──────── Records provided

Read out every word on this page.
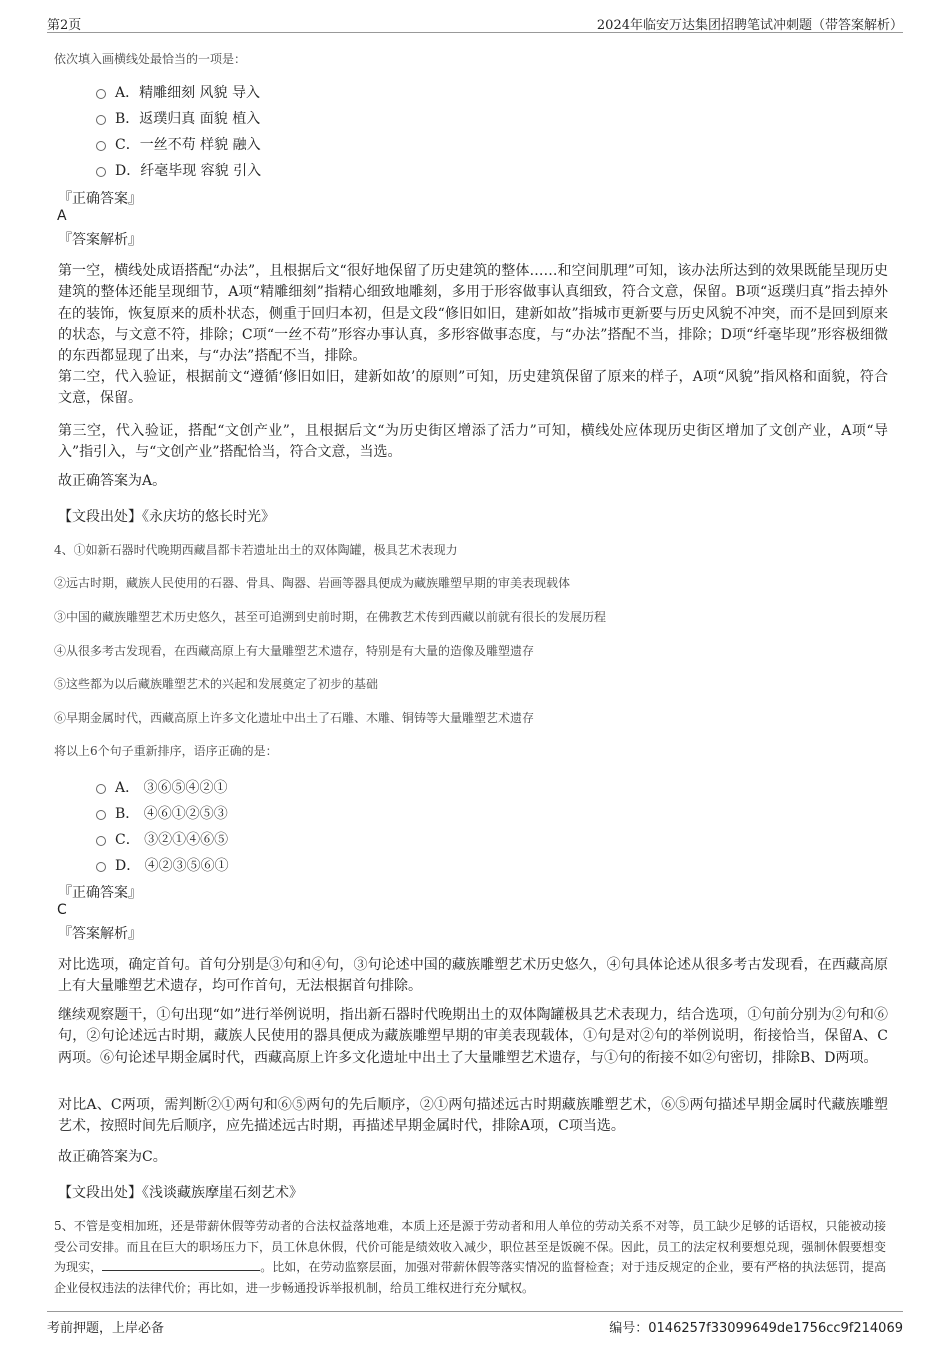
第2页	2024年临安万达集团招聘笔试冲刺题（带答案解析）
依次填入画横线处最恰当的一项是：
A．精雕细刻 风貌 导入
B．返璞归真 面貌 植入
C．一丝不苟 样貌 融入
D．纤毫毕现 容貌 引入
『正确答案』
A
『答案解析』
第一空，横线处成语搭配“办法”，且根据后文“很好地保留了历史建筑的整体……和空间肌理”可知，该办法所达到的效果既能呈现历史建筑的整体还能呈现细节，A项“精雕细刻”指精心细致地雕刻，多用于形容做事认真细致，符合文意，保留。B项“返璞归真”指去掉外在的装饰，恢复原来的质朴状态，侧重于回归本初，但是文段“修旧如旧，建新如故”指城市更新要与历史风貌不冲突，而不是回到原来的状态，与文意不符，排除；C项“一丝不苟”形容办事认真，多形容做事态度，与“办法”搭配不当，排除；D项“纤毫毕现”形容极细微的东西都显现了出来，与“办法”搭配不当，排除。
第二空，代入验证，根据前文“遵循‘修旧如旧，建新如故’的原则”可知，历史建筑保留了原来的样子，A项“风貌”指风格和面貌，符合文意，保留。
第三空，代入验证，搭配“文创产业”，且根据后文“为历史街区增添了活力”可知，横线处应体现历史街区增加了文创产业，A项“导入”指引入，与“文创产业”搭配恰当，符合文意，当选。
故正确答案为A。
【文段出处】《永庆坊的悠长时光》
4、①如新石器时代晚期西藏昌都卡若遗址出土的双体陶罐，极具艺术表现力
②远古时期，藏族人民使用的石器、骨具、陶器、岩画等器具便成为藏族雕塑早期的审美表现载体
③中国的藏族雕塑艺术历史悠久，甚至可追溯到史前时期，在佛教艺术传到西藏以前就有很长的发展历程
④从很多考古发现看，在西藏高原上有大量雕塑艺术遗存，特别是有大量的造像及雕塑遗存
⑤这些都为以后藏族雕塑艺术的兴起和发展奠定了初步的基础
⑥早期金属时代，西藏高原上许多文化遗址中出土了石雕、木雕、铜铸等大量雕塑艺术遗存
将以上6个句子重新排序，语序正确的是：
A． ③⑥⑤④②①
B． ④⑥①②⑤③
C． ③②①④⑥⑤
D． ④②③⑤⑥①
『正确答案』
C
『答案解析』
对比选项，确定首句。首句分别是③句和④句，③句论述中国的藏族雕塑艺术历史悠久，④句具体论述从很多考古发现看，在西藏高原上有大量雕塑艺术遗存，均可作首句，无法根据首句排除。
继续观察题干，①句出现“如”进行举例说明，指出新石器时代晚期出土的双体陶罐极具艺术表现力，结合选项，①句前分别为②句和⑥句，②句论述远古时期，藏族人民使用的器具便成为藏族雕塑早期的审美表现载体，①句是对②句的举例说明，衔接恰当，保留A、C两项。⑥句论述早期金属时代，西藏高原上许多文化遗址中出土了大量雕塑艺术遗存，与①句的衔接不如②句密切，排除B、D两项。
对比A、C两项，需判断②①两句和⑥⑤两句的先后顺序，②①两句描述远古时期藏族雕塑艺术，⑥⑤两句描述早期金属时代藏族雕塑艺术，按照时间先后顺序，应先描述远古时期，再描述早期金属时代，排除A项，C项当选。
故正确答案为C。
【文段出处】《浅谈藏族摩崖石刻艺术》
5、不管是变相加班，还是带薪休假等劳动者的合法权益落地难，本质上还是源于劳动者和用人单位的劳动关系不对等，员工缺少足够的话语权，只能被动接受公司安排。而且在巨大的职场压力下，员工休息休假，代价可能是绩效收入减少，职位甚至是饭碗不保。因此，员工的法定权利要想兑现，强制休假要想变为现实，	。比如，在劳动监察层面，加强对带薪休假等落实情况的监督检查；对于违反规定的企业，要有严格的执法惩罚，提高企业侵权违法的法律代价；再比如，进一步畅通投诉举报机制，给员工维权进行充分赋权。
考前押题，上岸必备	编号：0146257f33099649de1756cc9f214069
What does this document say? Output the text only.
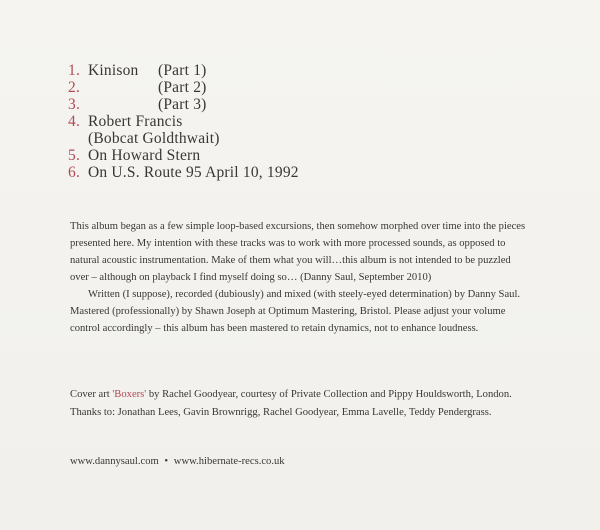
1. Kinison (Part 1)
2.	(Part 2)
3.	(Part 3)
4. Robert Francis
(Bobcat Goldthwait)
5. On Howard Stern
6. On U.S. Route 95 April 10, 1992

This album began as a few simple loop-based excursions, then somehow morphed over time into the pieces presented here. My intention with these tracks was to work with more processed sounds, as opposed to natural acoustic instrumentation. Make of them what you will…this album is not intended to be puzzled over – although on playback I find myself doing so… (Danny Saul, September 2010)

Written (I suppose), recorded (dubiously) and mixed (with steely-eyed determination) by Danny Saul. Mastered (professionally) by Shawn Joseph at Optimum Mastering, Bristol. Please adjust your volume control accordingly – this album has been mastered to retain dynamics, not to enhance loudness.

Cover art 'Boxers' by Rachel Goodyear, courtesy of Private Collection and Pippy Houldsworth, London. Thanks to: Jonathan Lees, Gavin Brownrigg, Rachel Goodyear, Emma Lavelle, Teddy Pendergrass.
www.dannysaul.com • www.hibernate-recs.co.uk
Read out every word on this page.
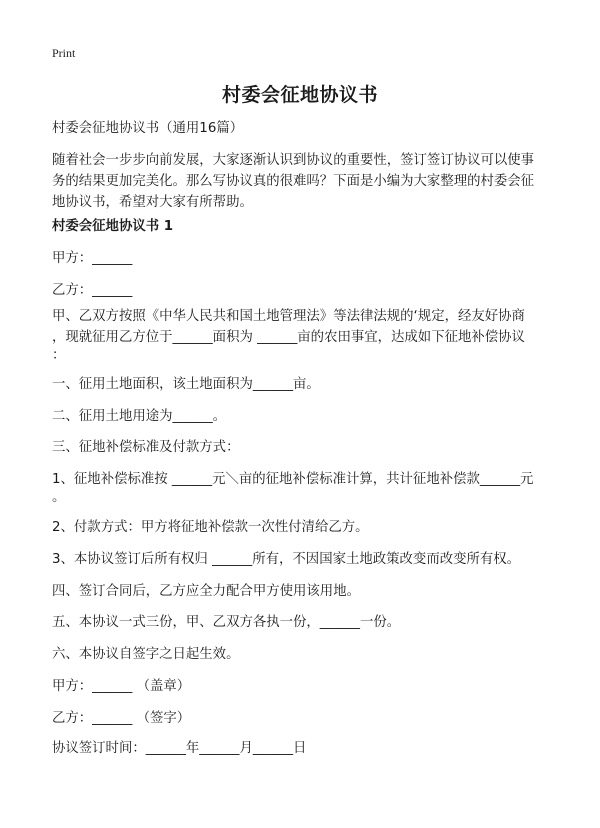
Print
村委会征地协议书
村委会征地协议书（通用16篇）
随着社会一步步向前发展，大家逐渐认识到协议的重要性，签订签订协议可以使事
务的结果更加完美化。那么写协议真的很难吗？下面是小编为大家整理的村委会征
地协议书，希望对大家有所帮助。
村委会征地协议书 1
甲方：______
乙方：______
甲、乙双方按照《中华人民共和国土地管理法》等法律法规的‘规定，经友好协商
，现就征用乙方位于______面积为 ______亩的农田事宜，达成如下征地补偿协议
：
一、征用土地面积，该土地面积为______亩。
二、征用土地用途为______。
三、征地补偿标准及付款方式：
1、征地补偿标准按 ______元＼亩的征地补偿标准计算，共计征地补偿款______元
。
2、付款方式：甲方将征地补偿款一次性付清给乙方。
3、本协议签订后所有权归 ______所有，不因国家土地政策改变而改变所有权。
四、签订合同后，乙方应全力配合甲方使用该用地。
五、本协议一式三份，甲、乙双方各执一份，______一份。
六、本协议自签字之日起生效。
甲方：______ （盖章）
乙方：______ （签字）
协议签订时间：______年______月______日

────────────────

*Short task*. Pictures are to be left out; the records above must be repeated word for word.

*Response to this exercise*.
Read out every word on this page.
第2页	2024年临安万达集团招聘笔试冲刺题（带答案解析）
依次填入画横线处最恰当的一项是：
A．精雕细刻 风貌 导入
B．返璞归真 面貌 植入
C．一丝不苟 样貌 融入
D．纤毫毕现 容貌 引入
『正确答案』
A
『答案解析』
第一空，横线处成语搭配“办法”，且根据后文“很好地保留了历史建筑的整体……和空间肌理”可知，该办法所达到的效果既能呈现历史建筑的整体还能呈现细节，A项“精雕细刻”指精心细致地雕刻，多用于形容做事认真细致，符合文意，保留。B项“返璞归真”指去掉外在的装饰，恢复原来的质朴状态，侧重于回归本初，但是文段“修旧如旧，建新如故”指城市更新要与历史风貌不冲突，而不是回到原来的状态，与文意不符，排除；C项“一丝不苟”形容办事认真，多形容做事态度，与“办法”搭配不当，排除；D项“纤毫毕现”形容极细微的东西都显现了出来，与“办法”搭配不当，排除。
第二空，代入验证，根据前文“遵循‘修旧如旧，建新如故’的原则”可知，历史建筑保留了原来的样子，A项“风貌”指风格和面貌，符合文意，保留。
第三空，代入验证，搭配“文创产业”，且根据后文“为历史街区增添了活力”可知，横线处应体现历史街区增加了文创产业，A项“导入”指引入，与“文创产业”搭配恰当，符合文意，当选。
故正确答案为A。
【文段出处】《永庆坊的悠长时光》
4、①如新石器时代晚期西藏昌都卡若遗址出土的双体陶罐，极具艺术表现力
②远古时期，藏族人民使用的石器、骨具、陶器、岩画等器具便成为藏族雕塑早期的审美表现载体
③中国的藏族雕塑艺术历史悠久，甚至可追溯到史前时期，在佛教艺术传到西藏以前就有很长的发展历程
④从很多考古发现看，在西藏高原上有大量雕塑艺术遗存，特别是有大量的造像及雕塑遗存
⑤这些都为以后藏族雕塑艺术的兴起和发展奠定了初步的基础
⑥早期金属时代，西藏高原上许多文化遗址中出土了石雕、木雕、铜铸等大量雕塑艺术遗存
将以上6个句子重新排序，语序正确的是：
A． ③⑥⑤④②①
B． ④⑥①②⑤③
C． ③②①④⑥⑤
D． ④②③⑤⑥①
『正确答案』
C
『答案解析』
对比选项，确定首句。首句分别是③句和④句，③句论述中国的藏族雕塑艺术历史悠久，④句具体论述从很多考古发现看，在西藏高原上有大量雕塑艺术遗存，均可作首句，无法根据首句排除。
继续观察题干，①句出现“如”进行举例说明，指出新石器时代晚期出土的双体陶罐极具艺术表现力，结合选项，①句前分别为②句和⑥句，②句论述远古时期，藏族人民使用的器具便成为藏族雕塑早期的审美表现载体，①句是对②句的举例说明，衔接恰当，保留A、C两项。⑥句论述早期金属时代，西藏高原上许多文化遗址中出土了大量雕塑艺术遗存，与①句的衔接不如②句密切，排除B、D两项。
对比A、C两项，需判断②①两句和⑥⑤两句的先后顺序，②①两句描述远古时期藏族雕塑艺术，⑥⑤两句描述早期金属时代藏族雕塑艺术，按照时间先后顺序，应先描述远古时期，再描述早期金属时代，排除A项，C项当选。
故正确答案为C。
【文段出处】《浅谈藏族摩崖石刻艺术》
5、不管是变相加班，还是带薪休假等劳动者的合法权益落地难，本质上还是源于劳动者和用人单位的劳动关系不对等，员工缺少足够的话语权，只能被动接受公司安排。而且在巨大的职场压力下，员工休息休假，代价可能是绩效收入减少，职位甚至是饭碗不保。因此，员工的法定权利要想兑现，强制休假要想变为现实，	。比如，在劳动监察层面，加强对带薪休假等落实情况的监督检查；对于违反规定的企业，要有严格的执法惩罚，提高企业侵权违法的法律代价；再比如，进一步畅通投诉举报机制，给员工维权进行充分赋权。
考前押题，上岸必备	编号：0146257f33099649de1756cc9f214069
What does this document say? Output the text only.
1. Kinison (Part 1)
2.	(Part 2)
3.	(Part 3)
4. Robert Francis
(Bobcat Goldthwait)
5. On Howard Stern
6. On U.S. Route 95 April 10, 1992

This album began as a few simple loop-based excursions, then somehow morphed over time into the pieces presented here. My intention with these tracks was to work with more processed sounds, as opposed to natural acoustic instrumentation. Make of them what you will…this album is not intended to be puzzled over – although on playback I find myself doing so… (Danny Saul, September 2010)

Written (I suppose), recorded (dubiously) and mixed (with steely-eyed determination) by Danny Saul. Mastered (professionally) by Shawn Joseph at Optimum Mastering, Bristol. Please adjust your volume control accordingly – this album has been mastered to retain dynamics, not to enhance loudness.

Cover art 'Boxers' by Rachel Goodyear, courtesy of Private Collection and Pippy Houldsworth, London. Thanks to: Jonathan Lees, Gavin Brownrigg, Rachel Goodyear, Emma Lavelle, Teddy Pendergrass.
www.dannysaul.com • www.hibernate-recs.co.uk
Read out every word on this page.
Print
村委会征地协议书
村委会征地协议书（通用16篇）
随着社会一步步向前发展，大家逐渐认识到协议的重要性，签订签订协议可以使事
务的结果更加完美化。那么写协议真的很难吗？下面是小编为大家整理的村委会征
地协议书，希望对大家有所帮助。
村委会征地协议书 1
甲方：______
乙方：______
甲、乙双方按照《中华人民共和国土地管理法》等法律法规的‘规定，经友好协商
，现就征用乙方位于______面积为 ______亩的农田事宜，达成如下征地补偿协议
：
一、征用土地面积，该土地面积为______亩。
二、征用土地用途为______。
三、征地补偿标准及付款方式：
1、征地补偿标准按 ______元＼亩的征地补偿标准计算，共计征地补偿款______元
。
2、付款方式：甲方将征地补偿款一次性付清给乙方。
3、本协议签订后所有权归 ______所有，不因国家土地政策改变而改变所有权。
四、签订合同后，乙方应全力配合甲方使用该用地。
五、本协议一式三份，甲、乙双方各执一份，______一份。
六、本协议自签字之日起生效。
甲方：______ （盖章）
乙方：______ （签字）
协议签订时间：______年______月______日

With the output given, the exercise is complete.